Deutschland-Chef von Amazon im Interview: "Alexa, back mir einen Zwetschgendatschi!"
Einst mit Büchern gestartet, konkurriert Amazon heute mit Supermärkten, Smart-Home-Herstellern und dem Rundfunk. Ein Gespräch mit Deutschland-Chef Ralf Kleber.
Herr Kleber, stört es, dass Sie Ihre Lebensmittel noch im Laden kaufen müssen?
(Lacht) Woher wissen Sie das, beobachten Sie mich?
Da Ihr Lieferdienst Amazon Fresh nach Berlin nun in Hamburg gestartet ist – und nicht München – gehe ich mal davon aus. Oder bestellen Sie bei der Konkurrenz?
Beim Einkaufen nutzen die meisten viele Kanäle, ich auch. Da ist der Bäcker, der Bioladen, der Supermarkt und auch Online dabei. Kunden lieben Vielfalt, nicht nur im Sortiment. Und da bieten wir nun mit Amazon Fresh einen weiteren Weg, frische Lebensmittel zu bestellen.
In diesem Jahr noch in weiteren Städten?
Wir planen natürlich schon weitere Standorte, aber wann und wo kann ich noch nicht verraten.
Wie viele sollen es Ende 2018 sein?
Schauen wir mal. Wir haben keine Eile. In Deutschland wird niemand verhungern, wenn wir keine Lebensmittel verkaufen. Wir wollen den besten Service für Kunden und probieren dafür viel aus. Unseren schnellen Lieferdienst Prime Now gibt es in Berlin und München, aber noch nicht Hamburg. Dabei überlegen wir, was Kunden an Artikeln des täglichen Bedarfs innerhalb von einer Stunde brauchen könnten, im Sommer sind das unter anderem Fahrradschläuche oder im Winter Eiskratzer. Und mit Amazon Pantry bieten wir schon seit Jahren Produkte für den täglichen Bedarf: Getränke, haltbare Lebensmittel, Putzmittel und anderes. Und Sie werden kaum einen Laden finden, der so viele Pastasorten oder Tees anbietet.
Obst und Gemüse sind etwas Anderes. Viele Wettbewerber wundern sich auch über die Preise – zahlen Sie drauf, um Kunden zu gewinnen?
Zu unserer wirtschaftlichen Kalkulation sage ich: Konsumenten haben natürlich eine gewisse Erwartungshaltung, wenn sie bestimmte Marken kaufen. Neben Verfügbarkeit und Geschwindigkeit ist der Preis generell eines der wesentlichen Merkmale, wenn wir unsere Angebote gestalten.
Die Kosten für Amazon Prime haben Sie in diesem Jahr aber deutlich von 49 auf 69 Euro erhöht. Rechnet es sich sonst nicht?

Aufgabenstellung: Aktualisiere im Interview „Wettbewerber“ zu „Konkurrenten“ und gib den Abschnitt erneut aus: Beginne bei den Worten „Obst und Gemüse“ und höre nach „sich sonst nicht?“ auf.

Datensätze:
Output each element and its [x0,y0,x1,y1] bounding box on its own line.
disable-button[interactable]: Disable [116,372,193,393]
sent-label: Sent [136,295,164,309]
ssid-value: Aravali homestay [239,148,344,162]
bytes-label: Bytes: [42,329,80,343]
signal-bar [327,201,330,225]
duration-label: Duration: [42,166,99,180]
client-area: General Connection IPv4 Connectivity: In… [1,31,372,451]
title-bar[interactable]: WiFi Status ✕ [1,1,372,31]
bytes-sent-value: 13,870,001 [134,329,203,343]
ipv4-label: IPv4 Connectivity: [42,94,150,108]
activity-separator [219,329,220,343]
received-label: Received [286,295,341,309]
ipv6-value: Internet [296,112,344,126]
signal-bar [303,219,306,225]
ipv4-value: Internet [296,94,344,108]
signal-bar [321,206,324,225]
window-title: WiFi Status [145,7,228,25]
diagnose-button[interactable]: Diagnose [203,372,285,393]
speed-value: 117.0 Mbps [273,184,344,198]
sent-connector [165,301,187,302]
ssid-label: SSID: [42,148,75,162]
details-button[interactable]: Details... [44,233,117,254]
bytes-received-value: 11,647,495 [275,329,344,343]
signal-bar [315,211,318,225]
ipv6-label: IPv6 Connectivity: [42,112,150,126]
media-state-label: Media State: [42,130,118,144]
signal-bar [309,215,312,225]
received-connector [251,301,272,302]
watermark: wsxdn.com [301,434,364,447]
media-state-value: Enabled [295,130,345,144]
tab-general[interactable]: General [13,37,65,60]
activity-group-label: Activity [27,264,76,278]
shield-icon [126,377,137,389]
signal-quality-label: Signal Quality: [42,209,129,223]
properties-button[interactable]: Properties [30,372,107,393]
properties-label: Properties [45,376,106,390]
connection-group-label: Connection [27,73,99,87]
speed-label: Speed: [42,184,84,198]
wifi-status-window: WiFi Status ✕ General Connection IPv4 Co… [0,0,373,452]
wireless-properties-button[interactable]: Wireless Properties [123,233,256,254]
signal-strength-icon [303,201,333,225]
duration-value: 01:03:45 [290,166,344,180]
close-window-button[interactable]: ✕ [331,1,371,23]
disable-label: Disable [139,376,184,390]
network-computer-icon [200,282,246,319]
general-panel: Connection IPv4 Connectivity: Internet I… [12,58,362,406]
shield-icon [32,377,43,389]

Antwort folgt:
Obst und Gemüse sind etwas Anderes. Viele Konkurrenten wundern sich auch über die Preise – zahlen Sie drauf, um Kunden zu gewinnen?
Zu unserer wirtschaftlichen Kalkulation sage ich: Konsumenten haben natürlich eine gewisse Erwartungshaltung, wenn sie bestimmte Marken kaufen. Neben Verfügbarkeit und Geschwindigkeit ist der Preis generell eines der wesentlichen Merkmale, wenn wir unsere Angebote gestalten.
Die Kosten für Amazon Prime haben Sie in diesem Jahr aber deutlich von 49 auf 69 Euro erhöht. Rechnet es sich sonst nicht?